= Task details =
Please say how many lines of the listing hold "Jährliche", with no other words in the answer.

Records that describe figures:

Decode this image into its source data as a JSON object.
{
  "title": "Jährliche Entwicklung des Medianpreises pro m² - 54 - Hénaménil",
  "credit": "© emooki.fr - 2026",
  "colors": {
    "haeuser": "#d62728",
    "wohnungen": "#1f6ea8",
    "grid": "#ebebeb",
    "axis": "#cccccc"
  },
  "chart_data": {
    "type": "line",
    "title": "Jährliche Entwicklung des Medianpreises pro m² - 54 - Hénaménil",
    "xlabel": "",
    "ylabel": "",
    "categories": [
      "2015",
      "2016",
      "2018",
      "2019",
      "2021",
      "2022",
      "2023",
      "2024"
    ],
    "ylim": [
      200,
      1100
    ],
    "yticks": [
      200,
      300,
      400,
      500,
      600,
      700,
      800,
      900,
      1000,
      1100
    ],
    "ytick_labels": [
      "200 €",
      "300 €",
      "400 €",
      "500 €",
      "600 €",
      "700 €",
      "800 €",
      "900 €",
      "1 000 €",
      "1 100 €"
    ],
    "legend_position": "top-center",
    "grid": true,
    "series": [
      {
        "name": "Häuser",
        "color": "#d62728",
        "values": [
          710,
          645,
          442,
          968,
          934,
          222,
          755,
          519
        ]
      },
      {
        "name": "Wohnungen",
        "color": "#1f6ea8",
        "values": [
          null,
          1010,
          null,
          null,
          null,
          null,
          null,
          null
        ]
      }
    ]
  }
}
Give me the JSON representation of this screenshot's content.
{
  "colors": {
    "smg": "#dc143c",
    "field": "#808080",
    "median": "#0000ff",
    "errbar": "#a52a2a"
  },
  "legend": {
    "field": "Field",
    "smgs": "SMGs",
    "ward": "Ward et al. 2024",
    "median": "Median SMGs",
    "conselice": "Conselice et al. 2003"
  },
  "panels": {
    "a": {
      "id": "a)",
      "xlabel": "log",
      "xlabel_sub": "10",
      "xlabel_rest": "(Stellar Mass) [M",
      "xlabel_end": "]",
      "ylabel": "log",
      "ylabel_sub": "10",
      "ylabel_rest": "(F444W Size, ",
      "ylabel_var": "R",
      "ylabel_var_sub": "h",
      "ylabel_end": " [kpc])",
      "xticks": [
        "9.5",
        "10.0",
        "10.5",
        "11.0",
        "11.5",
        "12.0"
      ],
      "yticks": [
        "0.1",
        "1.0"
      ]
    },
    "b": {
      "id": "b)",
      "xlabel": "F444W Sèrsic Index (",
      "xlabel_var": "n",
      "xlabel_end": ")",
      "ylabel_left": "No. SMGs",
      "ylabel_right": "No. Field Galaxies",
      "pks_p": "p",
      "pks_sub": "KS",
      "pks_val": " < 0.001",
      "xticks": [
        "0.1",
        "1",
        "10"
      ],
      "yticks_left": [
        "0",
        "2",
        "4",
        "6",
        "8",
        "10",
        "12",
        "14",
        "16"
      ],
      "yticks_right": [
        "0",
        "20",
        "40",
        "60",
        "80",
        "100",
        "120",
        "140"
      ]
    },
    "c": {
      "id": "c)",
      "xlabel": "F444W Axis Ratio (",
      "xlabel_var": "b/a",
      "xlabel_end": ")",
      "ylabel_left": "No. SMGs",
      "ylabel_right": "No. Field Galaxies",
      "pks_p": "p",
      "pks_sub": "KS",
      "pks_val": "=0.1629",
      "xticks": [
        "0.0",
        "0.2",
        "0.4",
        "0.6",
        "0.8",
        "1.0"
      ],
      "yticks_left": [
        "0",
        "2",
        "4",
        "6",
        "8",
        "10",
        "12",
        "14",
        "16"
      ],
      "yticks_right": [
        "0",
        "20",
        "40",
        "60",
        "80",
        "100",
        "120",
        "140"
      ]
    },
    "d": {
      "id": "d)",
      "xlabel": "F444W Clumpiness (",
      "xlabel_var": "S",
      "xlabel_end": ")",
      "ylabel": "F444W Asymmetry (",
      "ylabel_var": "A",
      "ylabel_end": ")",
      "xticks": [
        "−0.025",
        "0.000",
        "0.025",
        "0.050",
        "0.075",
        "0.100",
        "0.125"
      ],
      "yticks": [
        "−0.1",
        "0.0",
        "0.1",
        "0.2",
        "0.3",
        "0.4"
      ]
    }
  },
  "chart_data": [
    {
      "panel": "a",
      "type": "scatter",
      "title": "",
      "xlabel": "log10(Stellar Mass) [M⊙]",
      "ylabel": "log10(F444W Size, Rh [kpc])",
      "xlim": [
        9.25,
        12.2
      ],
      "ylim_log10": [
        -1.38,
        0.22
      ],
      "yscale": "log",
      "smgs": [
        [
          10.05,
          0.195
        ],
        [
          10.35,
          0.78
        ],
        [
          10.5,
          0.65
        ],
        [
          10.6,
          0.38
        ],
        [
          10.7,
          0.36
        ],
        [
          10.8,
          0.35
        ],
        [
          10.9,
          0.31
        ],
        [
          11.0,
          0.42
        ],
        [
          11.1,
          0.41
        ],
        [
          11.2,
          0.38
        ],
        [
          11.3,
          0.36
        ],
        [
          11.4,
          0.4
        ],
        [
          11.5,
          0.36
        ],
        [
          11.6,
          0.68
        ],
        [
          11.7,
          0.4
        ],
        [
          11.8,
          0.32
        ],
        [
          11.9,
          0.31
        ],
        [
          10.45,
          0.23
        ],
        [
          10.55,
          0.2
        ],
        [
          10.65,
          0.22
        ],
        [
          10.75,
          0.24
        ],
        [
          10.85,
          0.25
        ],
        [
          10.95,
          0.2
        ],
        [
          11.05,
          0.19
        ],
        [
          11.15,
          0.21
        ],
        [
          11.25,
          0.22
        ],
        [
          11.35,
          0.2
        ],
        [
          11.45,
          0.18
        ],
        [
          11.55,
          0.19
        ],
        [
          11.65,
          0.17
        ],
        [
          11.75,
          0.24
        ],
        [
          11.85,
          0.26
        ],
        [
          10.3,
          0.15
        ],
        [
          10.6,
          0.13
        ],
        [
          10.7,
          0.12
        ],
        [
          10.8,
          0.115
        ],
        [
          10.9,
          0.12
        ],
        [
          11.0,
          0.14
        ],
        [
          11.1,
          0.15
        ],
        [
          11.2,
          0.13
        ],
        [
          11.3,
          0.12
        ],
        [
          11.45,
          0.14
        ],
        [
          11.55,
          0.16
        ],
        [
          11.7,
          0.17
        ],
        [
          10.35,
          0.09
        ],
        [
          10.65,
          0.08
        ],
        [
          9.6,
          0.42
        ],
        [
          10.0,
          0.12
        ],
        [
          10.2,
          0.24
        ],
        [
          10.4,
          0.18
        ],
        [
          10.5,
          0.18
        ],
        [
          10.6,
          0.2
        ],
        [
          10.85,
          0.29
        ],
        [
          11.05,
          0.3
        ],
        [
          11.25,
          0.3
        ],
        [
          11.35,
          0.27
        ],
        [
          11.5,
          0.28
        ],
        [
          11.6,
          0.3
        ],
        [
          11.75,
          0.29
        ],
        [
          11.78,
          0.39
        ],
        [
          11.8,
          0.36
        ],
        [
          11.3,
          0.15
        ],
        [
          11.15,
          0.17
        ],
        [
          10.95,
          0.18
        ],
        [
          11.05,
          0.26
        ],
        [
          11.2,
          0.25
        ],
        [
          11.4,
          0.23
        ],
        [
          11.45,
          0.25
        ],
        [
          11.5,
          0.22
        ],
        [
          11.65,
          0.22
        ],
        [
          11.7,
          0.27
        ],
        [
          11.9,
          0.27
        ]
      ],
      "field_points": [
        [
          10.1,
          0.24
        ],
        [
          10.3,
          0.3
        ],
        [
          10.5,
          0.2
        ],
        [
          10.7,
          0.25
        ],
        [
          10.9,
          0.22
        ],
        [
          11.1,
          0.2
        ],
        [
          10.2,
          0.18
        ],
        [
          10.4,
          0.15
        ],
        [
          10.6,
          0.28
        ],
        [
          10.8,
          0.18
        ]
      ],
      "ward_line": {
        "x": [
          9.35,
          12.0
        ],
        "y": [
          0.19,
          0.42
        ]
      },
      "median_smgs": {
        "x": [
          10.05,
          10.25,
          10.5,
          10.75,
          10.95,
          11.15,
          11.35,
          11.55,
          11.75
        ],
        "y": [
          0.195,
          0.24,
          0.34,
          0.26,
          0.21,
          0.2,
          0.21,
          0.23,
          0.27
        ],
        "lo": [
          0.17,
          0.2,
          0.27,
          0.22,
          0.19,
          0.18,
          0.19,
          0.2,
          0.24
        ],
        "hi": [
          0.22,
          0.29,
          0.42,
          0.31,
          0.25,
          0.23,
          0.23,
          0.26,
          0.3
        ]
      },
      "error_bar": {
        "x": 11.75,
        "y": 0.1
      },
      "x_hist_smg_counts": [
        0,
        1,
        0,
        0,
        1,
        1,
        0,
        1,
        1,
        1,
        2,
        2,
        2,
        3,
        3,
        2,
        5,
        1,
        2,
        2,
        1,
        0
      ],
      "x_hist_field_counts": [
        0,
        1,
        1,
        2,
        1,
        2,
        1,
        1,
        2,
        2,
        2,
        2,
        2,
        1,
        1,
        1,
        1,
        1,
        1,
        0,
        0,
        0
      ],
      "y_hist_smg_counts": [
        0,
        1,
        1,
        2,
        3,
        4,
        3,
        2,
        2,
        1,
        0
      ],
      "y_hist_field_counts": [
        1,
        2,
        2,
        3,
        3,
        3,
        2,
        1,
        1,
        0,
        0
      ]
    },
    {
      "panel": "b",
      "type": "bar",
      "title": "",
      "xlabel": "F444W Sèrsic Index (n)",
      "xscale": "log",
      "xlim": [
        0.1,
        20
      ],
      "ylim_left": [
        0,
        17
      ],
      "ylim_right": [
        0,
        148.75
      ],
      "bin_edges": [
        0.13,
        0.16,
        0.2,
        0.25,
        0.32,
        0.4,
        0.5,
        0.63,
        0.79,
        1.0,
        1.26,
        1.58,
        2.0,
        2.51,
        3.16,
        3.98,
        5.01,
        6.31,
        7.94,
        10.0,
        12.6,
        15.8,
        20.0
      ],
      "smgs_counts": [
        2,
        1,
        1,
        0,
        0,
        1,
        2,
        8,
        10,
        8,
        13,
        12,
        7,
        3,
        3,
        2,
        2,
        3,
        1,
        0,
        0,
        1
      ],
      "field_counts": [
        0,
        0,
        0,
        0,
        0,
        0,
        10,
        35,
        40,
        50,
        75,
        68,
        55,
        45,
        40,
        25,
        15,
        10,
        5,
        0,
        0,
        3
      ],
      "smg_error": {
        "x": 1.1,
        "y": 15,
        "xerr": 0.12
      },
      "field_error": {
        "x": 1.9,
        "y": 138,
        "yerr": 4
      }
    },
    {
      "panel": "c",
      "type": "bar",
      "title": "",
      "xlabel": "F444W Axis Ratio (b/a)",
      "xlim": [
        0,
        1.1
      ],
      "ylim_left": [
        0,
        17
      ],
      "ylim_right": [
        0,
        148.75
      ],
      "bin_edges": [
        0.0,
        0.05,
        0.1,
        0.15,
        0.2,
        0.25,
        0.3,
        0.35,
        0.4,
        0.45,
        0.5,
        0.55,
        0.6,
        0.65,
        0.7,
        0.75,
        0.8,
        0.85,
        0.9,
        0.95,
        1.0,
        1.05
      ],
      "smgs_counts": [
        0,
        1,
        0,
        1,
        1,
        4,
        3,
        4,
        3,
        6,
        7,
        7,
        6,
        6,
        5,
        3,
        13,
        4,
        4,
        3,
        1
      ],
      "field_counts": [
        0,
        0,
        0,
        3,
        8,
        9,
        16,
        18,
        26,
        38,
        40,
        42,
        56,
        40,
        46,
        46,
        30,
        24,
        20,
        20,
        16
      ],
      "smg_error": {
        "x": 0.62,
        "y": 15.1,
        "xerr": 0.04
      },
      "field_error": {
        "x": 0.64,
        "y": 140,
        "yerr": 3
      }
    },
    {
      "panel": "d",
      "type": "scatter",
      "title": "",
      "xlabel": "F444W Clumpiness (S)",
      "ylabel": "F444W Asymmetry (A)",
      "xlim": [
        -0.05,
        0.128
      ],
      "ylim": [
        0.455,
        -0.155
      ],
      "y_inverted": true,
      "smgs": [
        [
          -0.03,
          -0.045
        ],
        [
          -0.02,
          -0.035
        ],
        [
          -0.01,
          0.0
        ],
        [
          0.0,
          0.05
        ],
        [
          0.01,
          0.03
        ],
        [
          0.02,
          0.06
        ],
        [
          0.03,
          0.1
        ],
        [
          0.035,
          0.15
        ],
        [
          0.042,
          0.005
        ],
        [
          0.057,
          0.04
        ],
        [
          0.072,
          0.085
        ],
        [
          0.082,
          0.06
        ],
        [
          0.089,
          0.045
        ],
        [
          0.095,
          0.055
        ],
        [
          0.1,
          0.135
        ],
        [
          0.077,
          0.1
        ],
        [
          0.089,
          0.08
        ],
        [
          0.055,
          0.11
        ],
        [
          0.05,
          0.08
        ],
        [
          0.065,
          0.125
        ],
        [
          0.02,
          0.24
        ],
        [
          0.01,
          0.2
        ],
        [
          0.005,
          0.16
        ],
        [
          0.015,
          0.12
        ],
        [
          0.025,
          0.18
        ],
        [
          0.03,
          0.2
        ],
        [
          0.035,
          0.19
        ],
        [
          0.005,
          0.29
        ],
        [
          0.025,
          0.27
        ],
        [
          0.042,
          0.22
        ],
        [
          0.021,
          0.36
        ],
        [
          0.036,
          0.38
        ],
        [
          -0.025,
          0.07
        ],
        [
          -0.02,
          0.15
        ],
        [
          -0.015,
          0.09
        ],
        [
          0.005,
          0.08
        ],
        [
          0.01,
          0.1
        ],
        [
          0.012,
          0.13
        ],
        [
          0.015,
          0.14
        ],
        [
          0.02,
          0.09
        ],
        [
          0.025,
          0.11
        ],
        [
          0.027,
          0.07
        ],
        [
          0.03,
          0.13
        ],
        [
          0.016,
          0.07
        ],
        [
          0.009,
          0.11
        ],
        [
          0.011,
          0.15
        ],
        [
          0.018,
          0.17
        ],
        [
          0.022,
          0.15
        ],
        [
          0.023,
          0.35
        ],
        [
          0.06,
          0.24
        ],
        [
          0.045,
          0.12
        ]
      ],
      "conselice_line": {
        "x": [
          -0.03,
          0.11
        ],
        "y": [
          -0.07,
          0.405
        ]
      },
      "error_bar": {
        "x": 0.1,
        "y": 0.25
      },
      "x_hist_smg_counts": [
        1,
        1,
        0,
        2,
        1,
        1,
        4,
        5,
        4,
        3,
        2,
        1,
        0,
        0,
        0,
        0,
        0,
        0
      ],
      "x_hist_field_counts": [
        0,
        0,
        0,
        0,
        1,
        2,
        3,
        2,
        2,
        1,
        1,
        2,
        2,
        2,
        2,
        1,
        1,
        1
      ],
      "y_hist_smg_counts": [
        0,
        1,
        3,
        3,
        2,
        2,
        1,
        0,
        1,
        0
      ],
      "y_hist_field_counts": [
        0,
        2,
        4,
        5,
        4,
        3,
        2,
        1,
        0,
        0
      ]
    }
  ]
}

= Exercise solution =
2